[Dataset records]
· · ·

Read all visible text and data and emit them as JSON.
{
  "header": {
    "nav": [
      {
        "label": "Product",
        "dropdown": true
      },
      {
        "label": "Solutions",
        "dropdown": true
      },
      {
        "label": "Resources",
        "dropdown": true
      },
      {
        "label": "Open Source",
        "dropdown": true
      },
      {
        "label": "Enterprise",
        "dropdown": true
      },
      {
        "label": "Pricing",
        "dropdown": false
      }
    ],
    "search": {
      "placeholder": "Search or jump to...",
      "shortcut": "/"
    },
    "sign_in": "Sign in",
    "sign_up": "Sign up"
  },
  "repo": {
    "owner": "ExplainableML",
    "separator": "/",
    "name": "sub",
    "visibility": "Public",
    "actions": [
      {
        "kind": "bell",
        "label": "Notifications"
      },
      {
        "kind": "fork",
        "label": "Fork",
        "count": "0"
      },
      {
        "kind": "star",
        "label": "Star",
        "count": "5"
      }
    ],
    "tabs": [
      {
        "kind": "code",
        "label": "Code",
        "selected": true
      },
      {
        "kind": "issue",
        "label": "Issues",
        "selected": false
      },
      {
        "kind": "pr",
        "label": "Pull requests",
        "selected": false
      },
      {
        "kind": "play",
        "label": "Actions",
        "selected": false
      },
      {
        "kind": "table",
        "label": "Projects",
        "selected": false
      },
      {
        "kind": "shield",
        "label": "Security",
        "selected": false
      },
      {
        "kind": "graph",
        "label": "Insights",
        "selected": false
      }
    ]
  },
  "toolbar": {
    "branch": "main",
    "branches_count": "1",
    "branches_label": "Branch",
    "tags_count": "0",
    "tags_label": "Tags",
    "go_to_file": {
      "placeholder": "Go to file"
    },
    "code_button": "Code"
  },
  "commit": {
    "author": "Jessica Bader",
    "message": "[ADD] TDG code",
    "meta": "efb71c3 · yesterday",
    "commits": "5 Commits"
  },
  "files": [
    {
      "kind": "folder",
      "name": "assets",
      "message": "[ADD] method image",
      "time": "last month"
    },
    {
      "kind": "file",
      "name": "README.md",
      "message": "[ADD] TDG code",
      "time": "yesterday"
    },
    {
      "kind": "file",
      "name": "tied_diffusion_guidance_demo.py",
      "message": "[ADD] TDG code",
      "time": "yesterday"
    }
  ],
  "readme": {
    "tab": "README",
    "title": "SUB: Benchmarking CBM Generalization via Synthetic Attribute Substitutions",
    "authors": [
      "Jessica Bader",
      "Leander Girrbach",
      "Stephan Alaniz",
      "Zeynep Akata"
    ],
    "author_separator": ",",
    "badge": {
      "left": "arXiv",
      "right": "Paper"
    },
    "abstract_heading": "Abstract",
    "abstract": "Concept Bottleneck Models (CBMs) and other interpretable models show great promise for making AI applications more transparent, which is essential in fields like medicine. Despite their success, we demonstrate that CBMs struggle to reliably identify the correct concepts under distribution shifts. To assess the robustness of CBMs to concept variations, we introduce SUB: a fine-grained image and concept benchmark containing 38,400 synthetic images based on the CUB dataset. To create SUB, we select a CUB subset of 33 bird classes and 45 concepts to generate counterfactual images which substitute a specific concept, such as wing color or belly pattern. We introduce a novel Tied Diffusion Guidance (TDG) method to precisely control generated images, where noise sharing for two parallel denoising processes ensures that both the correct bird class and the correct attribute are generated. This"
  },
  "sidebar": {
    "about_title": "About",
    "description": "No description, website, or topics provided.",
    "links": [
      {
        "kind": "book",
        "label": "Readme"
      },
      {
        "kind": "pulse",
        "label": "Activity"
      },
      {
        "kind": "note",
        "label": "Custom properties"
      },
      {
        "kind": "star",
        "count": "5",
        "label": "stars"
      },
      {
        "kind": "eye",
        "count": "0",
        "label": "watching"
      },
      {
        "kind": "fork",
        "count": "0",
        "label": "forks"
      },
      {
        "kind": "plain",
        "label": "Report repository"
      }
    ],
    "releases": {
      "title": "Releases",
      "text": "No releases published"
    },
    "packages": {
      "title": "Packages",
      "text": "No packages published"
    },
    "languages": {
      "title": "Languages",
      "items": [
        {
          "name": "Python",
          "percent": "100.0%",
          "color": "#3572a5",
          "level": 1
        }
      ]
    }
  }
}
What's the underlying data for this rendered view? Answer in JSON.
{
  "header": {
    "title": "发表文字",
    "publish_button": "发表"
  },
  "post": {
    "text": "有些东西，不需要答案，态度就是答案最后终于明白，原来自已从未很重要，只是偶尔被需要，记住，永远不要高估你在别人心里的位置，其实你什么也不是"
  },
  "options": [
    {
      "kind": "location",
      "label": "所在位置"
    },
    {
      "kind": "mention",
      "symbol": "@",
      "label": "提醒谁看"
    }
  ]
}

· · ·

- What is required -
Starting with the line that contains "What's the underlying", print each line through the last one in the listing. Include both end lines and add nothing.

- Task answer -
What's the underlying data for this rendered view? Answer in JSON.
{
  "header": {
    "title": "发表文字",
    "publish_button": "发表"
  },
  "post": {
    "text": "有些东西，不需要答案，态度就是答案最后终于明白，原来自已从未很重要，只是偶尔被需要，记住，永远不要高估你在别人心里的位置，其实你什么也不是"
  },
  "options": [
    {
      "kind": "location",
      "label": "所在位置"
    },
    {
      "kind": "mention",
      "symbol": "@",
      "label": "提醒谁看"
    }
  ]
}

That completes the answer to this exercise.